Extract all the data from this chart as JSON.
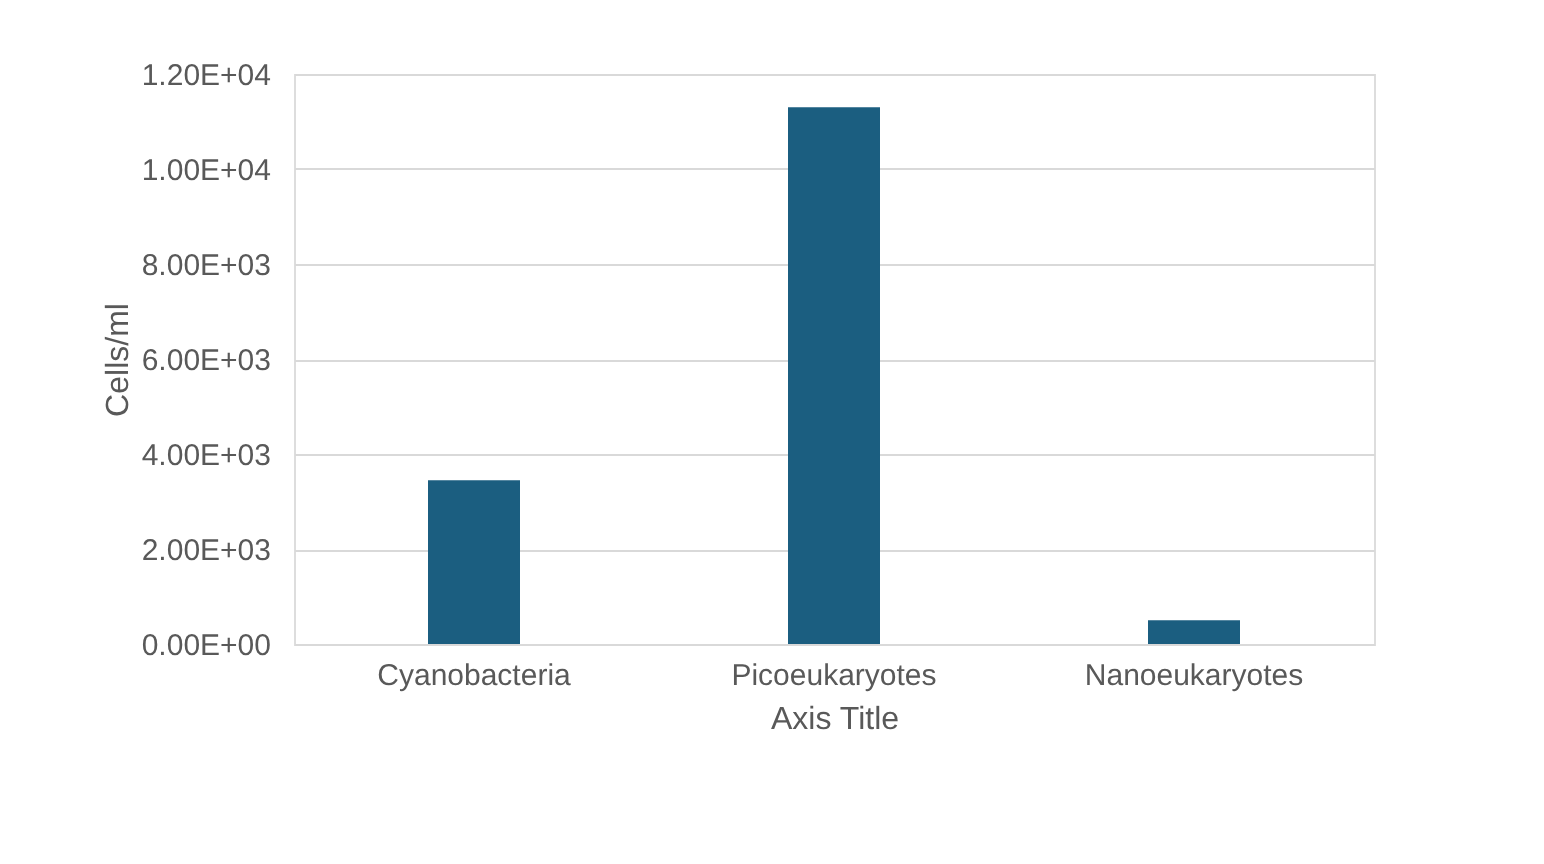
{
  "chart_data": {
    "type": "bar",
    "xlabel": "Axis Title",
    "ylabel": "Cells/ml",
    "categories": [
      "Cyanobacteria",
      "Picoeukaryotes",
      "Nanoeukaryotes"
    ],
    "values": [
      3450,
      11300,
      500
    ],
    "color": "#1b5e80",
    "ylim": [
      0,
      12000
    ],
    "yticks": [
      {
        "value": 0,
        "label": "0.00E+00"
      },
      {
        "value": 2000,
        "label": "2.00E+03"
      },
      {
        "value": 4000,
        "label": "4.00E+03"
      },
      {
        "value": 6000,
        "label": "6.00E+03"
      },
      {
        "value": 8000,
        "label": "8.00E+03"
      },
      {
        "value": 10000,
        "label": "1.00E+04"
      },
      {
        "value": 12000,
        "label": "1.20E+04"
      }
    ],
    "grid": "y"
  }
}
★ ★ ★
Exercise aim → All of the material above goes into the copy exactly as is; the pictures do not.

Completed task →
Extract all the data from this chart as JSON.
{
  "chart_data": {
    "type": "bar",
    "xlabel": "Axis Title",
    "ylabel": "Cells/ml",
    "categories": [
      "Cyanobacteria",
      "Picoeukaryotes",
      "Nanoeukaryotes"
    ],
    "values": [
      3450,
      11300,
      500
    ],
    "color": "#1b5e80",
    "ylim": [
      0,
      12000
    ],
    "yticks": [
      {
        "value": 0,
        "label": "0.00E+00"
      },
      {
        "value": 2000,
        "label": "2.00E+03"
      },
      {
        "value": 4000,
        "label": "4.00E+03"
      },
      {
        "value": 6000,
        "label": "6.00E+03"
      },
      {
        "value": 8000,
        "label": "8.00E+03"
      },
      {
        "value": 10000,
        "label": "1.00E+04"
      },
      {
        "value": 12000,
        "label": "1.20E+04"
      }
    ],
    "grid": "y"
  }
}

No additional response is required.